Task to complete :: The full listing, copied exactly, is the required output.

Data listing ::
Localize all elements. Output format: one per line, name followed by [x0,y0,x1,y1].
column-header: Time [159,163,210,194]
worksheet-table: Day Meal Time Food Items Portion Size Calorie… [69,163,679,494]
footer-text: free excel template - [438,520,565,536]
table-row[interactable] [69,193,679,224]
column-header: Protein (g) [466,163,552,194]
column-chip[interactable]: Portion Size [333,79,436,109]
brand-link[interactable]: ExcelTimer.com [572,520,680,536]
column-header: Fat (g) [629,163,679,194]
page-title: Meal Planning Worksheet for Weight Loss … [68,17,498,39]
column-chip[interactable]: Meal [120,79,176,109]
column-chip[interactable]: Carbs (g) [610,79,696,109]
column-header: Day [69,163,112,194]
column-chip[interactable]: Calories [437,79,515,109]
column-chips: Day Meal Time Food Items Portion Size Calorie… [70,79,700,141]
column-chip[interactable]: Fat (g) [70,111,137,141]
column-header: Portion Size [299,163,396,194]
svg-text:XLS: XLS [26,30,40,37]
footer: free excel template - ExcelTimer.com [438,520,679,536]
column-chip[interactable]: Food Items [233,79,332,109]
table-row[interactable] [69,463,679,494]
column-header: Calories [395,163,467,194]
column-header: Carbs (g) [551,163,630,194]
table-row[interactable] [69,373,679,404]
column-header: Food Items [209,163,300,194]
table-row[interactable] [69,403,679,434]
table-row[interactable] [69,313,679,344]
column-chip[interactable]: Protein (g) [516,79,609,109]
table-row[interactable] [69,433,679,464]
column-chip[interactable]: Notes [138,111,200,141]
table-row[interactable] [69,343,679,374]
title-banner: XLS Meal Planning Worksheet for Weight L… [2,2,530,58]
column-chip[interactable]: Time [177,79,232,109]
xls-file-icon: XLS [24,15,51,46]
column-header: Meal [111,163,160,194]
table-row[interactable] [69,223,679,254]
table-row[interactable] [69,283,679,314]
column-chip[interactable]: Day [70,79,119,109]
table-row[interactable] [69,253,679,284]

The answer ::
Localize all elements. Output format: one per line, name followed by [x0,y0,x1,y1].
column-header: Time [159,163,210,194]
worksheet-table: Day Meal Time Food Items Portion Size Calorie… [69,163,679,494]
footer-text: free excel template - [438,520,565,536]
table-row[interactable] [69,193,679,224]
column-header: Protein (g) [466,163,552,194]
column-chip[interactable]: Portion Size [333,79,436,109]
brand-link[interactable]: ExcelTimer.com [572,520,680,536]
column-header: Fat (g) [629,163,679,194]
page-title: Meal Planning Worksheet for Weight Loss … [68,17,498,39]
column-chip[interactable]: Meal [120,79,176,109]
column-chip[interactable]: Carbs (g) [610,79,696,109]
column-header: Day [69,163,112,194]
column-chip[interactable]: Calories [437,79,515,109]
column-chips: Day Meal Time Food Items Portion Size Calorie… [70,79,700,141]
column-chip[interactable]: Fat (g) [70,111,137,141]
column-header: Portion Size [299,163,396,194]
svg-text:XLS: XLS [26,30,40,37]
footer: free excel template - ExcelTimer.com [438,520,679,536]
column-chip[interactable]: Food Items [233,79,332,109]
table-row[interactable] [69,463,679,494]
column-header: Calories [395,163,467,194]
column-header: Carbs (g) [551,163,630,194]
table-row[interactable] [69,373,679,404]
column-header: Food Items [209,163,300,194]
table-row[interactable] [69,403,679,434]
table-row[interactable] [69,313,679,344]
column-chip[interactable]: Protein (g) [516,79,609,109]
table-row[interactable] [69,433,679,464]
column-chip[interactable]: Notes [138,111,200,141]
table-row[interactable] [69,343,679,374]
title-banner: XLS Meal Planning Worksheet for Weight L… [2,2,530,58]
column-chip[interactable]: Time [177,79,232,109]
xls-file-icon: XLS [24,15,51,46]
column-header: Meal [111,163,160,194]
table-row[interactable] [69,223,679,254]
table-row[interactable] [69,283,679,314]
column-chip[interactable]: Day [70,79,119,109]
table-row[interactable] [69,253,679,284]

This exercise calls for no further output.